▶ _What to produce_
Retype every entry word for word.

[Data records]

■ ■ ■ ■ ■

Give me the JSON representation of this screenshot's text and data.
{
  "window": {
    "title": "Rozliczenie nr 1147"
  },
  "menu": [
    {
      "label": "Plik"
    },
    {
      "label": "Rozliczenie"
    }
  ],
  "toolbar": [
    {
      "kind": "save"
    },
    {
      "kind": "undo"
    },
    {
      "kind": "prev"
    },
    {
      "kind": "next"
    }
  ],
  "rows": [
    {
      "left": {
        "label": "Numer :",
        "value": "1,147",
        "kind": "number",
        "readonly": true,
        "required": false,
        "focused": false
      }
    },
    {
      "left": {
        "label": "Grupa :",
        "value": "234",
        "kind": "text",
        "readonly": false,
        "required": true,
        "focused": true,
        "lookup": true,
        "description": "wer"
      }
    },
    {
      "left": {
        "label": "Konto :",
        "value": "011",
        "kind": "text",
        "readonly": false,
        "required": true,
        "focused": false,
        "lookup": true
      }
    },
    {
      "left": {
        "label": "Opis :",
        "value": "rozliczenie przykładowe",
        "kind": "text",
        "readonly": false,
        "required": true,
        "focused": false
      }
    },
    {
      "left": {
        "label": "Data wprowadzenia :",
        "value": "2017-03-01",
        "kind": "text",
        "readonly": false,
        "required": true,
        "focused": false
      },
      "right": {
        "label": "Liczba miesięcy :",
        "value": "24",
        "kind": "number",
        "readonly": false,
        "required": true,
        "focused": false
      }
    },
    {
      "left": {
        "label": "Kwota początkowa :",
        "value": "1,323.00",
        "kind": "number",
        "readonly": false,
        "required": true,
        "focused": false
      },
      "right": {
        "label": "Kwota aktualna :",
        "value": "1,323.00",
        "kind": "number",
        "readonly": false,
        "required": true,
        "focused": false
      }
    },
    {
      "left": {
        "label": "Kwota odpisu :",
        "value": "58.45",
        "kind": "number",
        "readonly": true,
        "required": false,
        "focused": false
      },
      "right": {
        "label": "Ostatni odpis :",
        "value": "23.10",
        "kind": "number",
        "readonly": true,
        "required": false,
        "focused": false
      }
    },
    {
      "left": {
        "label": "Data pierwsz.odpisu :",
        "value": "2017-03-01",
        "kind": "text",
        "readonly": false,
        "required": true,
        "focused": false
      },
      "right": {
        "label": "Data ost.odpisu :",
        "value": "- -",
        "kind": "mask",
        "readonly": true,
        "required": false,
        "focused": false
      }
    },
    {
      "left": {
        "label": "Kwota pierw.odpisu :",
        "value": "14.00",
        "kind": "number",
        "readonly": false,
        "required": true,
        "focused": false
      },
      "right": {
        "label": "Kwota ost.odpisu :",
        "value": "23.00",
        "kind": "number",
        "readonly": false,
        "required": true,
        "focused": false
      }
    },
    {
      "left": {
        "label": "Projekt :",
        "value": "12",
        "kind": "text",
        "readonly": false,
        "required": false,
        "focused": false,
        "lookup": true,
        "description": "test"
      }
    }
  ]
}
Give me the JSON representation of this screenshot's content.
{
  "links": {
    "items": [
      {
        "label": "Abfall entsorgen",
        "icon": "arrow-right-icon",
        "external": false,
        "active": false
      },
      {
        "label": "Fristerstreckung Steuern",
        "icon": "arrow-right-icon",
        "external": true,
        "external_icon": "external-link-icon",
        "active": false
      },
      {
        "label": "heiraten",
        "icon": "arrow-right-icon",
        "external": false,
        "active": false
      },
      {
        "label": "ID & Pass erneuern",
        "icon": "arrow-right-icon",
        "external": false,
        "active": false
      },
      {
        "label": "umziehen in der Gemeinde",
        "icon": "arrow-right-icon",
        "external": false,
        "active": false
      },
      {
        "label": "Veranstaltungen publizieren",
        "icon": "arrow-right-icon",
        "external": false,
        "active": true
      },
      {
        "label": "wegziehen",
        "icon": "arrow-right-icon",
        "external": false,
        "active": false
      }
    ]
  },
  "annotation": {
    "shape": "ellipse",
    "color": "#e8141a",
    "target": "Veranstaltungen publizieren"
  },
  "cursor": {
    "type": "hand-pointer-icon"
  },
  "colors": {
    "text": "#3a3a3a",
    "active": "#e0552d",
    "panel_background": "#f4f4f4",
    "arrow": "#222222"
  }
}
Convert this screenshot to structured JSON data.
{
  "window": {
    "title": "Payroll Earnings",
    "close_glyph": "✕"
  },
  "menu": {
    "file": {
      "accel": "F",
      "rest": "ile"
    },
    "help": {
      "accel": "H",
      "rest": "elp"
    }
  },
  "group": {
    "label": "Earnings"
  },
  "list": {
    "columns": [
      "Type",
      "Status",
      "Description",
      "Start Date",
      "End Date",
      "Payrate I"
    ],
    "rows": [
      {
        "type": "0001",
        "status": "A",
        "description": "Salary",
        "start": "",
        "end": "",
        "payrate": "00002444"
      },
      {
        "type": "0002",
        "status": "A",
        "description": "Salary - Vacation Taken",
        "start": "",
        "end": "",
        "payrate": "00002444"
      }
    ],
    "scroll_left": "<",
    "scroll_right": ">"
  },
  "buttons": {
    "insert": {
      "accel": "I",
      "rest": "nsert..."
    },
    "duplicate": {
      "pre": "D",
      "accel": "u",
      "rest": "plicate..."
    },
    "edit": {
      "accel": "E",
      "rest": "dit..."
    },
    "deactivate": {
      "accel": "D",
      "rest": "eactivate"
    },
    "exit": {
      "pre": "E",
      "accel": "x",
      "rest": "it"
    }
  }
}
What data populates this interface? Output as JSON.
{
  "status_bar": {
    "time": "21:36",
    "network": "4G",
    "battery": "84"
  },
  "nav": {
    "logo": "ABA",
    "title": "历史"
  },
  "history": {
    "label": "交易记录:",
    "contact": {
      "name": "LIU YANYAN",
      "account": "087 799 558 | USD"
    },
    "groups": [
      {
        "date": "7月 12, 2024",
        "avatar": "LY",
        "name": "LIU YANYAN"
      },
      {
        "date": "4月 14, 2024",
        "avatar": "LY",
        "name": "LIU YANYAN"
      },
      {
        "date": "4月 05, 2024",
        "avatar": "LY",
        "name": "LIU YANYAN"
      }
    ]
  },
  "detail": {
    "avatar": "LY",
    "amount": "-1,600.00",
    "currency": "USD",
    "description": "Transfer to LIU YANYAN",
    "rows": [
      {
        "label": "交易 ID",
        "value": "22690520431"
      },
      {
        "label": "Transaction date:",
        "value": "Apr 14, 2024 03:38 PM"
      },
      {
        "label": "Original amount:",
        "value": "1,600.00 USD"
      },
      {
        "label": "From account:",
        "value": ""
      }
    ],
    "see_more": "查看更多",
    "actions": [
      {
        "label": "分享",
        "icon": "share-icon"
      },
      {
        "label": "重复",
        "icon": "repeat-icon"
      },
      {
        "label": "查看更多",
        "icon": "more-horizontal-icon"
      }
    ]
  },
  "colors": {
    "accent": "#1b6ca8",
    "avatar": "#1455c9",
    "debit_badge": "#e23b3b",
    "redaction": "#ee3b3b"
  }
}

■ ■ ■ ■ ■

▶ _Task answer_
Give me the JSON representation of this screenshot's text and data.
{
  "window": {
    "title": "Rozliczenie nr 1147"
  },
  "menu": [
    {
      "label": "Plik"
    },
    {
      "label": "Rozliczenie"
    }
  ],
  "toolbar": [
    {
      "kind": "save"
    },
    {
      "kind": "undo"
    },
    {
      "kind": "prev"
    },
    {
      "kind": "next"
    }
  ],
  "rows": [
    {
      "left": {
        "label": "Numer :",
        "value": "1,147",
        "kind": "number",
        "readonly": true,
        "required": false,
        "focused": false
      }
    },
    {
      "left": {
        "label": "Grupa :",
        "value": "234",
        "kind": "text",
        "readonly": false,
        "required": true,
        "focused": true,
        "lookup": true,
        "description": "wer"
      }
    },
    {
      "left": {
        "label": "Konto :",
        "value": "011",
        "kind": "text",
        "readonly": false,
        "required": true,
        "focused": false,
        "lookup": true
      }
    },
    {
      "left": {
        "label": "Opis :",
        "value": "rozliczenie przykładowe",
        "kind": "text",
        "readonly": false,
        "required": true,
        "focused": false
      }
    },
    {
      "left": {
        "label": "Data wprowadzenia :",
        "value": "2017-03-01",
        "kind": "text",
        "readonly": false,
        "required": true,
        "focused": false
      },
      "right": {
        "label": "Liczba miesięcy :",
        "value": "24",
        "kind": "number",
        "readonly": false,
        "required": true,
        "focused": false
      }
    },
    {
      "left": {
        "label": "Kwota początkowa :",
        "value": "1,323.00",
        "kind": "number",
        "readonly": false,
        "required": true,
        "focused": false
      },
      "right": {
        "label": "Kwota aktualna :",
        "value": "1,323.00",
        "kind": "number",
        "readonly": false,
        "required": true,
        "focused": false
      }
    },
    {
      "left": {
        "label": "Kwota odpisu :",
        "value": "58.45",
        "kind": "number",
        "readonly": true,
        "required": false,
        "focused": false
      },
      "right": {
        "label": "Ostatni odpis :",
        "value": "23.10",
        "kind": "number",
        "readonly": true,
        "required": false,
        "focused": false
      }
    },
    {
      "left": {
        "label": "Data pierwsz.odpisu :",
        "value": "2017-03-01",
        "kind": "text",
        "readonly": false,
        "required": true,
        "focused": false
      },
      "right": {
        "label": "Data ost.odpisu :",
        "value": "- -",
        "kind": "mask",
        "readonly": true,
        "required": false,
        "focused": false
      }
    },
    {
      "left": {
        "label": "Kwota pierw.odpisu :",
        "value": "14.00",
        "kind": "number",
        "readonly": false,
        "required": true,
        "focused": false
      },
      "right": {
        "label": "Kwota ost.odpisu :",
        "value": "23.00",
        "kind": "number",
        "readonly": false,
        "required": true,
        "focused": false
      }
    },
    {
      "left": {
        "label": "Projekt :",
        "value": "12",
        "kind": "text",
        "readonly": false,
        "required": false,
        "focused": false,
        "lookup": true,
        "description": "test"
      }
    }
  ]
}
Give me the JSON representation of this screenshot's content.
{
  "links": {
    "items": [
      {
        "label": "Abfall entsorgen",
        "icon": "arrow-right-icon",
        "external": false,
        "active": false
      },
      {
        "label": "Fristerstreckung Steuern",
        "icon": "arrow-right-icon",
        "external": true,
        "external_icon": "external-link-icon",
        "active": false
      },
      {
        "label": "heiraten",
        "icon": "arrow-right-icon",
        "external": false,
        "active": false
      },
      {
        "label": "ID & Pass erneuern",
        "icon": "arrow-right-icon",
        "external": false,
        "active": false
      },
      {
        "label": "umziehen in der Gemeinde",
        "icon": "arrow-right-icon",
        "external": false,
        "active": false
      },
      {
        "label": "Veranstaltungen publizieren",
        "icon": "arrow-right-icon",
        "external": false,
        "active": true
      },
      {
        "label": "wegziehen",
        "icon": "arrow-right-icon",
        "external": false,
        "active": false
      }
    ]
  },
  "annotation": {
    "shape": "ellipse",
    "color": "#e8141a",
    "target": "Veranstaltungen publizieren"
  },
  "cursor": {
    "type": "hand-pointer-icon"
  },
  "colors": {
    "text": "#3a3a3a",
    "active": "#e0552d",
    "panel_background": "#f4f4f4",
    "arrow": "#222222"
  }
}
Convert this screenshot to structured JSON data.
{
  "window": {
    "title": "Payroll Earnings",
    "close_glyph": "✕"
  },
  "menu": {
    "file": {
      "accel": "F",
      "rest": "ile"
    },
    "help": {
      "accel": "H",
      "rest": "elp"
    }
  },
  "group": {
    "label": "Earnings"
  },
  "list": {
    "columns": [
      "Type",
      "Status",
      "Description",
      "Start Date",
      "End Date",
      "Payrate I"
    ],
    "rows": [
      {
        "type": "0001",
        "status": "A",
        "description": "Salary",
        "start": "",
        "end": "",
        "payrate": "00002444"
      },
      {
        "type": "0002",
        "status": "A",
        "description": "Salary - Vacation Taken",
        "start": "",
        "end": "",
        "payrate": "00002444"
      }
    ],
    "scroll_left": "<",
    "scroll_right": ">"
  },
  "buttons": {
    "insert": {
      "accel": "I",
      "rest": "nsert..."
    },
    "duplicate": {
      "pre": "D",
      "accel": "u",
      "rest": "plicate..."
    },
    "edit": {
      "accel": "E",
      "rest": "dit..."
    },
    "deactivate": {
      "accel": "D",
      "rest": "eactivate"
    },
    "exit": {
      "pre": "E",
      "accel": "x",
      "rest": "it"
    }
  }
}
What data populates this interface? Output as JSON.
{
  "status_bar": {
    "time": "21:36",
    "network": "4G",
    "battery": "84"
  },
  "nav": {
    "logo": "ABA",
    "title": "历史"
  },
  "history": {
    "label": "交易记录:",
    "contact": {
      "name": "LIU YANYAN",
      "account": "087 799 558 | USD"
    },
    "groups": [
      {
        "date": "7月 12, 2024",
        "avatar": "LY",
        "name": "LIU YANYAN"
      },
      {
        "date": "4月 14, 2024",
        "avatar": "LY",
        "name": "LIU YANYAN"
      },
      {
        "date": "4月 05, 2024",
        "avatar": "LY",
        "name": "LIU YANYAN"
      }
    ]
  },
  "detail": {
    "avatar": "LY",
    "amount": "-1,600.00",
    "currency": "USD",
    "description": "Transfer to LIU YANYAN",
    "rows": [
      {
        "label": "交易 ID",
        "value": "22690520431"
      },
      {
        "label": "Transaction date:",
        "value": "Apr 14, 2024 03:38 PM"
      },
      {
        "label": "Original amount:",
        "value": "1,600.00 USD"
      },
      {
        "label": "From account:",
        "value": ""
      }
    ],
    "see_more": "查看更多",
    "actions": [
      {
        "label": "分享",
        "icon": "share-icon"
      },
      {
        "label": "重复",
        "icon": "repeat-icon"
      },
      {
        "label": "查看更多",
        "icon": "more-horizontal-icon"
      }
    ]
  },
  "colors": {
    "accent": "#1b6ca8",
    "avatar": "#1455c9",
    "debit_badge": "#e23b3b",
    "redaction": "#ee3b3b"
  }
}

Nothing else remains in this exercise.